Extracted records:
____
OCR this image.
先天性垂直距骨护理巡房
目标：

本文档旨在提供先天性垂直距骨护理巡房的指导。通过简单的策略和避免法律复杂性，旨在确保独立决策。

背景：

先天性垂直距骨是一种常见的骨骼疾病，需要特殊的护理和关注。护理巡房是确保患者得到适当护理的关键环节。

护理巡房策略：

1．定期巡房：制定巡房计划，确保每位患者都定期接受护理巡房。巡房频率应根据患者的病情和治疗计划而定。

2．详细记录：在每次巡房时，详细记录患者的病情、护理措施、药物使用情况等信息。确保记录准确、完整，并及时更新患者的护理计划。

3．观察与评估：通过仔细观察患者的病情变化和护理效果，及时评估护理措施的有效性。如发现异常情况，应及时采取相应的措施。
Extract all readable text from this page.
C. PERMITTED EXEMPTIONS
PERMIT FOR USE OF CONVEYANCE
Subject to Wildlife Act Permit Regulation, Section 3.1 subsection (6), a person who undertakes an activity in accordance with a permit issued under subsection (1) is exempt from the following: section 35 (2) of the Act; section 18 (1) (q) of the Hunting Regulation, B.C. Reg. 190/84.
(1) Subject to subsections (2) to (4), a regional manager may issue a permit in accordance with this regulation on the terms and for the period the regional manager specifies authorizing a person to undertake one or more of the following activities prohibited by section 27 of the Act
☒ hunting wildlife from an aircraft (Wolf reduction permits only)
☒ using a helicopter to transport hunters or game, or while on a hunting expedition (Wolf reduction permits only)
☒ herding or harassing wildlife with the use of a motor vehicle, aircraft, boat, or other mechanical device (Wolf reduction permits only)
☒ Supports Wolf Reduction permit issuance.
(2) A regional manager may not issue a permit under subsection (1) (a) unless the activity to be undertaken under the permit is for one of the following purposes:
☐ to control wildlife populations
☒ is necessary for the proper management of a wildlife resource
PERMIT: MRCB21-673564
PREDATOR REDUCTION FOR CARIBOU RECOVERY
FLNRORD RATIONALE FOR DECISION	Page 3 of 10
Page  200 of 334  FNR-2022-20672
____
#### Task to complete:
Output only the lines from the one holding "Extract all readable text from this page." through the last line above, exactly as they appear.

#### Response:
Extract all readable text from this page.
C. PERMITTED EXEMPTIONS
PERMIT FOR USE OF CONVEYANCE
Subject to Wildlife Act Permit Regulation, Section 3.1 subsection (6), a person who undertakes an activity in accordance with a permit issued under subsection (1) is exempt from the following: section 35 (2) of the Act; section 18 (1) (q) of the Hunting Regulation, B.C. Reg. 190/84.
(1) Subject to subsections (2) to (4), a regional manager may issue a permit in accordance with this regulation on the terms and for the period the regional manager specifies authorizing a person to undertake one or more of the following activities prohibited by section 27 of the Act
☒ hunting wildlife from an aircraft (Wolf reduction permits only)
☒ using a helicopter to transport hunters or game, or while on a hunting expedition (Wolf reduction permits only)
☒ herding or harassing wildlife with the use of a motor vehicle, aircraft, boat, or other mechanical device (Wolf reduction permits only)
☒ Supports Wolf Reduction permit issuance.
(2) A regional manager may not issue a permit under subsection (1) (a) unless the activity to be undertaken under the permit is for one of the following purposes:
☐ to control wildlife populations
☒ is necessary for the proper management of a wildlife resource
PERMIT: MRCB21-673564
PREDATOR REDUCTION FOR CARIBOU RECOVERY
FLNRORD RATIONALE FOR DECISION	Page 3 of 10
Page  200 of 334  FNR-2022-20672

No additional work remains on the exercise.